_What to work on_:
Please copy the lines of the material that begin at the line containing "avatar-dantoffey: D <box>842" and stop after the line containing "back-button-left[interactable]: ‹ <box>378", swapping "pill" for "chip" and keeping everything else unchanged.

_Data entries_:

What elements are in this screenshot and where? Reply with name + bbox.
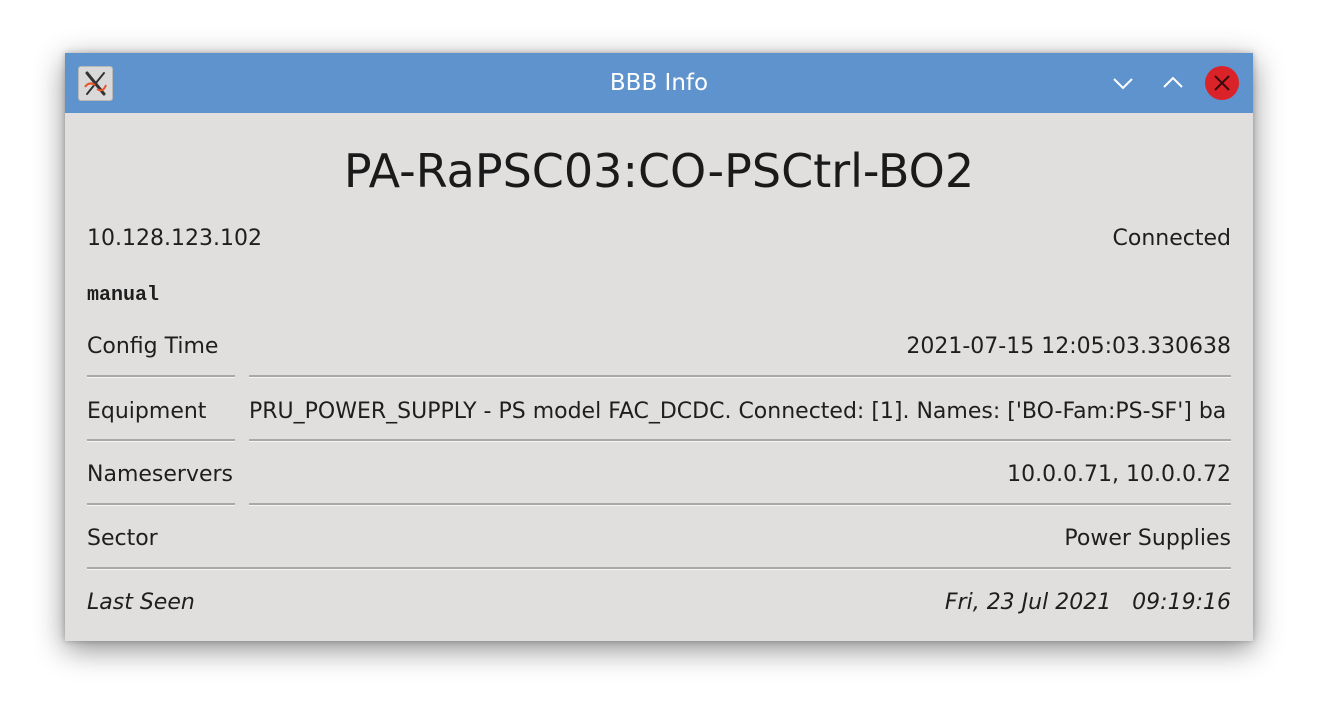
- close-icon: [1205, 66, 1239, 100]
- close-button[interactable]: [1204, 65, 1240, 101]
- divider: [249, 439, 1231, 442]
- title-bar[interactable]: BBB Info: [65, 53, 1253, 113]
- config-time-label: Config Time: [87, 334, 219, 359]
- nameservers-label: Nameservers: [87, 462, 234, 487]
- mode-label: manual: [87, 284, 160, 307]
- chevron-down-icon: [1113, 78, 1133, 90]
- divider: [87, 567, 1231, 570]
- chevron-up-icon: [1163, 76, 1183, 88]
- window-title: BBB Info: [609, 70, 709, 96]
- divider: [87, 375, 235, 378]
- maximize-button[interactable]: [1155, 65, 1191, 101]
- divider: [249, 503, 1231, 506]
- device-name-heading: PA-RaPSC03:CO-PSCtrl-BO2: [343, 144, 975, 198]
- ip-address: 10.128.123.102: [87, 226, 262, 251]
- last-seen-label: Last Seen: [87, 590, 195, 615]
- bbb-info-window: BBB Info PA-RaPSC03:CO-PSCtrl-BO2 10.128…: [65, 53, 1253, 641]
- divider: [87, 503, 235, 506]
- minimize-button[interactable]: [1105, 65, 1141, 101]
- sector-value: Power Supplies: [1064, 526, 1231, 551]
- divider: [249, 375, 1231, 378]
- divider: [87, 439, 235, 442]
- sector-label: Sector: [87, 526, 158, 551]
- equipment-label: Equipment: [87, 399, 207, 424]
- equipment-value: PRU_POWER_SUPPLY - PS model FAC_DCDC. Co…: [249, 399, 1227, 424]
- connection-status: Connected: [1112, 226, 1231, 251]
- config-time-value: 2021-07-15 12:05:03.330638: [906, 334, 1231, 359]
- nameservers-value: 10.0.0.71, 10.0.0.72: [1007, 462, 1231, 487]
- last-seen-value: Fri, 23 Jul 2021 09:19:16: [944, 590, 1231, 615]
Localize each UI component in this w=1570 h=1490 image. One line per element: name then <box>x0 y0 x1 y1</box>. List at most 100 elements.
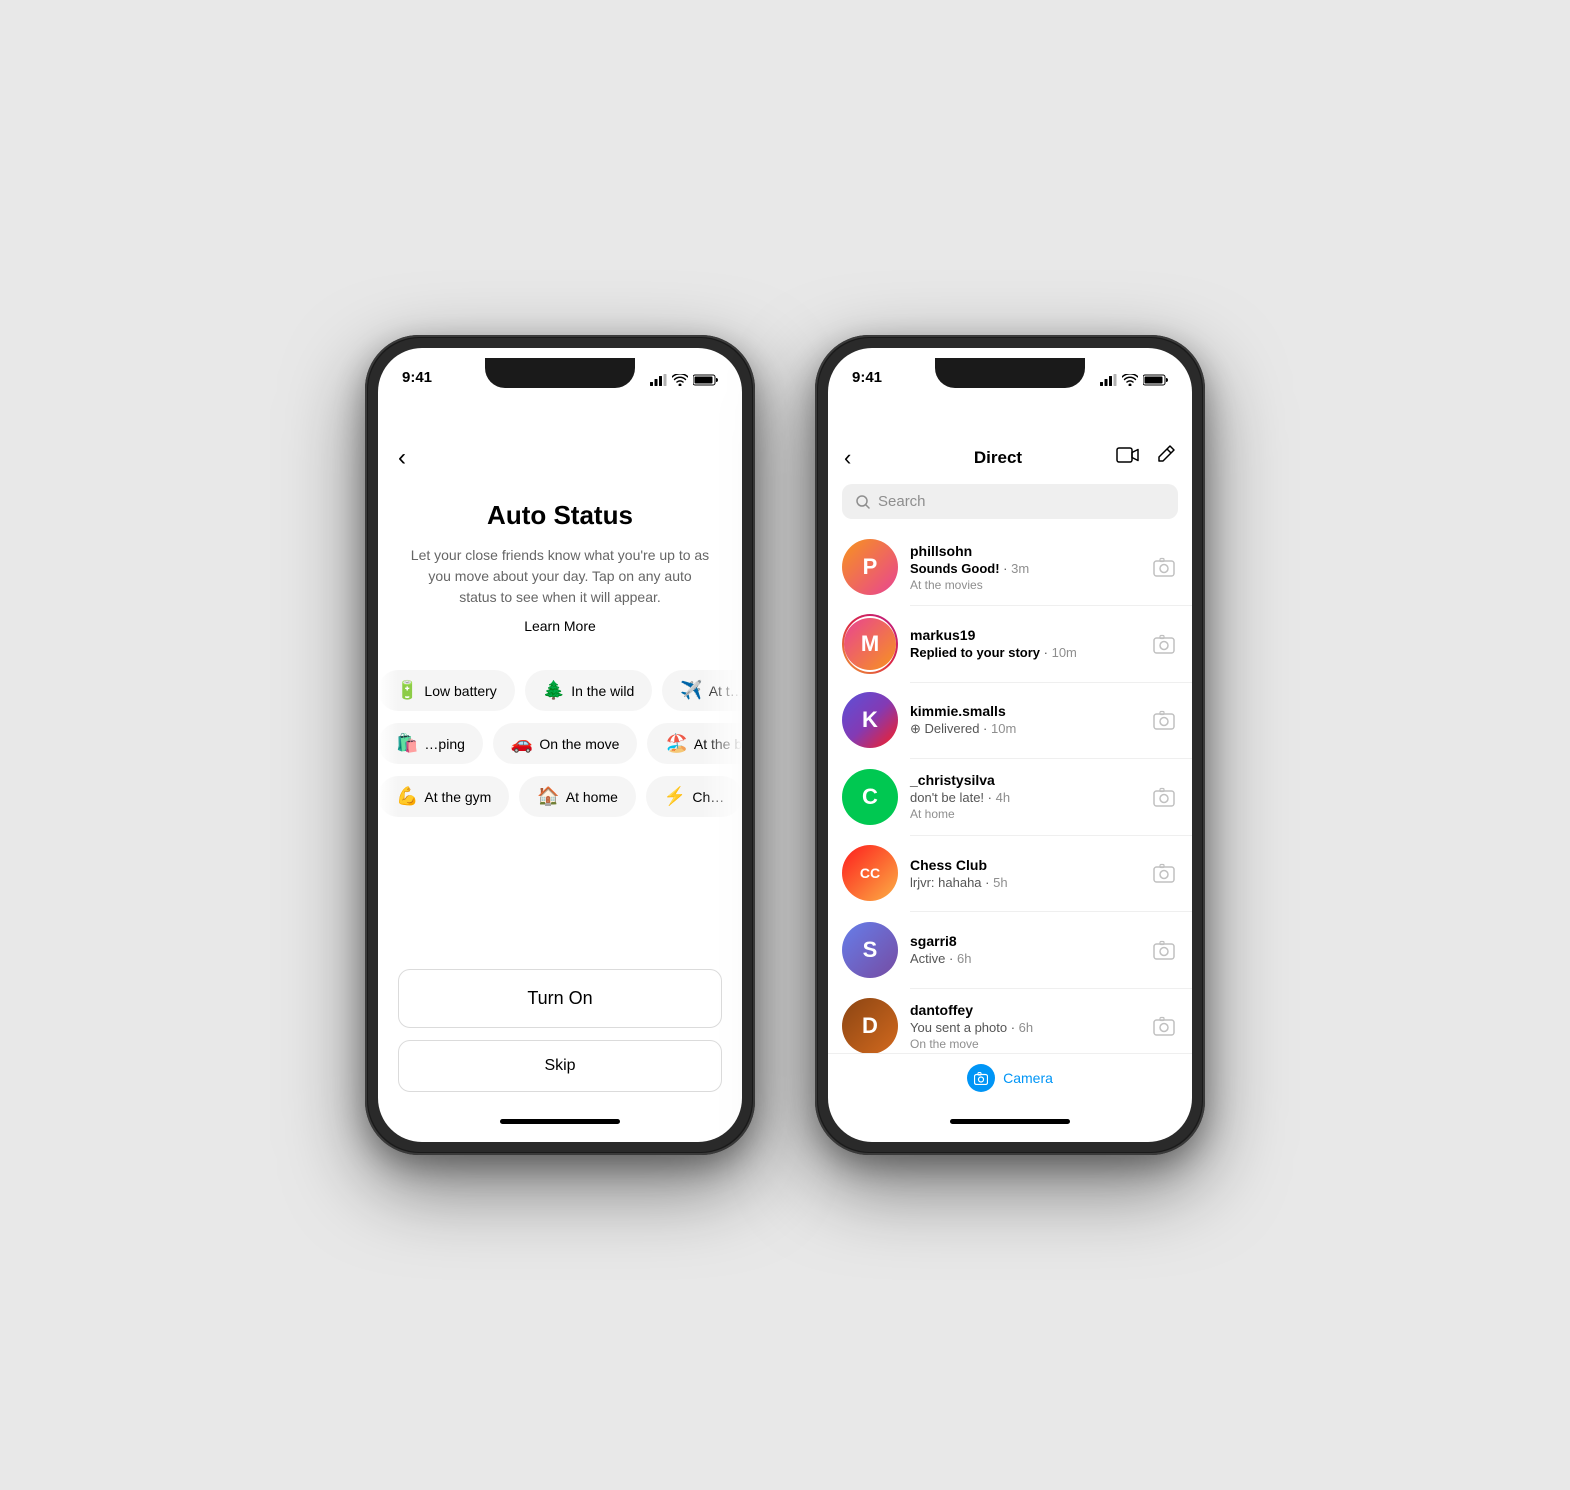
avatar-dantoffey: D <box>842 998 898 1053</box>
avatar-wrapper-dantoffey: D <box>842 998 898 1053</box>
auto-status-content: ‹ Auto Status Let your close friends kno… <box>378 392 742 1142</box>
message-info-markus19: markus19 Replied to your story · 10m <box>910 627 1138 660</box>
pill-low-battery[interactable]: 🔋 Low battery <box>378 670 515 711</box>
camera-svg-christy <box>1153 787 1175 807</box>
message-info-chess: Chess Club lrjvr: hahaha · 5h <box>910 857 1138 890</box>
pill-at-the-gym[interactable]: 💪 At the gym <box>378 776 509 817</box>
back-button-left[interactable]: ‹ <box>378 436 426 480</box>
username-sgarri8: sgarri8 <box>910 933 1138 949</box>
messages-list: P phillsohn Sounds Good! · 3m At the mov… <box>828 529 1192 1053</box>
camera-svg-phillsohn <box>1153 557 1175 577</box>
camera-btn-markus19[interactable] <box>1150 630 1178 658</box>
preview-sgarri8: Active · 6h <box>910 951 1138 966</box>
time-left: 9:41 <box>402 369 432 386</box>
skip-button[interactable]: Skip <box>398 1040 722 1092</box>
right-phone: 9:41 <box>815 335 1205 1155</box>
avatar-phillsohn: P <box>842 539 898 595</box>
avatar-wrapper-christy: C <box>842 769 898 825</box>
pills-row-1: 🔋 Low battery 🌲 In the wild ✈️ At t… <box>378 664 742 717</box>
home-indicator-left <box>500 1119 620 1124</box>
turn-on-button[interactable]: Turn On <box>398 969 722 1028</box>
pill-at-the-beach[interactable]: 🏖️ At the bead <box>647 723 742 764</box>
username-markus19: markus19 <box>910 627 1138 643</box>
preview-markus19: Replied to your story · 10m <box>910 645 1138 660</box>
direct-content: ‹ Direct <box>828 392 1192 1142</box>
camera-svg-dantoffey <box>1153 1016 1175 1036</box>
search-placeholder-text: Search <box>878 493 926 510</box>
compose-icon[interactable] <box>1154 444 1176 472</box>
message-item-dantoffey[interactable]: D dantoffey You sent a photo · 6h On the… <box>828 988 1192 1053</box>
home-indicator-right <box>950 1119 1070 1124</box>
compose-svg <box>1154 444 1176 466</box>
avatar-christy: C <box>842 769 898 825</box>
message-item-sgarri8[interactable]: S sgarri8 Active · 6h <box>828 912 1192 988</box>
camera-btn-kimmie[interactable] <box>1150 706 1178 734</box>
video-camera-svg <box>1116 446 1140 464</box>
wifi-icon <box>672 374 688 386</box>
pill-ch[interactable]: ⚡ Ch… <box>646 776 742 817</box>
bottom-buttons: Turn On Skip <box>378 949 742 1142</box>
wifi-icon-right <box>1122 374 1138 386</box>
direct-header: ‹ Direct <box>828 436 1192 484</box>
pills-row-2: 🛍️ …ping 🚗 On the move 🏖️ At the bead <box>378 717 742 770</box>
preview-dantoffey: You sent a photo · 6h <box>910 1020 1138 1035</box>
status-dantoffey: On the move <box>910 1037 1138 1051</box>
message-item-markus19[interactable]: M markus19 Replied to your story · 10m <box>828 606 1192 682</box>
camera-svg-markus19 <box>1153 634 1175 654</box>
camera-svg-chess <box>1153 863 1175 883</box>
left-phone: 9:41 <box>365 335 755 1155</box>
avatar-chess: CC <box>842 845 898 901</box>
status-christy: At home <box>910 807 1138 821</box>
search-icon <box>856 495 870 509</box>
preview-chess: lrjvr: hahaha · 5h <box>910 875 1138 890</box>
status-pills-section: 🔋 Low battery 🌲 In the wild ✈️ At t… <box>378 664 742 949</box>
username-chess: Chess Club <box>910 857 1138 873</box>
camera-btn-chess[interactable] <box>1150 859 1178 887</box>
video-icon[interactable] <box>1116 446 1140 470</box>
signal-icon <box>650 374 667 386</box>
search-bar[interactable]: Search <box>842 484 1178 519</box>
message-item-phillsohn[interactable]: P phillsohn Sounds Good! · 3m At the mov… <box>828 529 1192 605</box>
battery-icon <box>693 374 718 386</box>
camera-btn-dantoffey[interactable] <box>1150 1012 1178 1040</box>
camera-btn-sgarri8[interactable] <box>1150 936 1178 964</box>
back-button-right[interactable]: ‹ <box>844 445 880 471</box>
username-kimmie: kimmie.smalls <box>910 703 1138 719</box>
avatar-wrapper-chess: CC <box>842 845 898 901</box>
avatar-wrapper-markus19: M <box>842 616 898 672</box>
status-icons-right <box>1100 374 1168 386</box>
message-item-kimmie[interactable]: K kimmie.smalls ⊕ Delivered · 10m <box>828 682 1192 758</box>
camera-btn-phillsohn[interactable] <box>1150 553 1178 581</box>
message-item-chess[interactable]: CC Chess Club lrjvr: hahaha · 5h <box>828 835 1192 911</box>
notch-right <box>935 358 1085 388</box>
auto-status-description: Let your close friends know what you're … <box>408 545 712 608</box>
battery-icon-right <box>1143 374 1168 386</box>
message-info-sgarri8: sgarri8 Active · 6h <box>910 933 1138 966</box>
pill-at-t[interactable]: ✈️ At t… <box>662 670 742 711</box>
pill-in-the-wild[interactable]: 🌲 In the wild <box>525 670 652 711</box>
username-christy: _christysilva <box>910 772 1138 788</box>
learn-more-link[interactable]: Learn More <box>408 618 712 634</box>
bottom-camera-bar[interactable]: Camera <box>828 1053 1192 1142</box>
avatar-sgarri8: S <box>842 922 898 978</box>
camera-svg-sgarri8 <box>1153 940 1175 960</box>
message-info-kimmie: kimmie.smalls ⊕ Delivered · 10m <box>910 703 1138 737</box>
avatar-markus19: M <box>844 618 896 670</box>
message-item-christy[interactable]: C _christysilva don't be late! · 4h At h… <box>828 759 1192 835</box>
avatar-wrapper-phillsohn: P <box>842 539 898 595</box>
preview-kimmie: ⊕ Delivered · 10m <box>910 721 1138 737</box>
message-info-christy: _christysilva don't be late! · 4h At hom… <box>910 772 1138 821</box>
status-phillsohn: At the movies <box>910 578 1138 592</box>
time-right: 9:41 <box>852 369 882 386</box>
pill-on-the-move[interactable]: 🚗 On the move <box>493 723 638 764</box>
avatar-kimmie: K <box>842 692 898 748</box>
pill-shopping[interactable]: 🛍️ …ping <box>378 723 483 764</box>
status-icons-left <box>650 374 718 386</box>
signal-icon-right <box>1100 374 1117 386</box>
pill-at-home[interactable]: 🏠 At home <box>519 776 636 817</box>
direct-title: Direct <box>974 448 1022 468</box>
camera-bar-label: Camera <box>1003 1070 1053 1086</box>
phones-container: 9:41 <box>365 335 1205 1155</box>
header-action-icons <box>1116 444 1176 472</box>
camera-btn-christy[interactable] <box>1150 783 1178 811</box>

_Expected answer_:
avatar-dantoffey: D <box>842 998 898 1053</box>
avatar-wrapper-dantoffey: D <box>842 998 898 1053</box>
auto-status-content: ‹ Auto Status Let your close friends kno… <box>378 392 742 1142</box>
message-info-markus19: markus19 Replied to your story · 10m <box>910 627 1138 660</box>
chip-low-battery[interactable]: 🔋 Low battery <box>378 670 515 711</box>
camera-svg-christy <box>1153 787 1175 807</box>
message-info-chess: Chess Club lrjvr: hahaha · 5h <box>910 857 1138 890</box>
chip-at-the-gym[interactable]: 💪 At the gym <box>378 776 509 817</box>
back-button-left[interactable]: ‹ <box>378 436 426 480</box>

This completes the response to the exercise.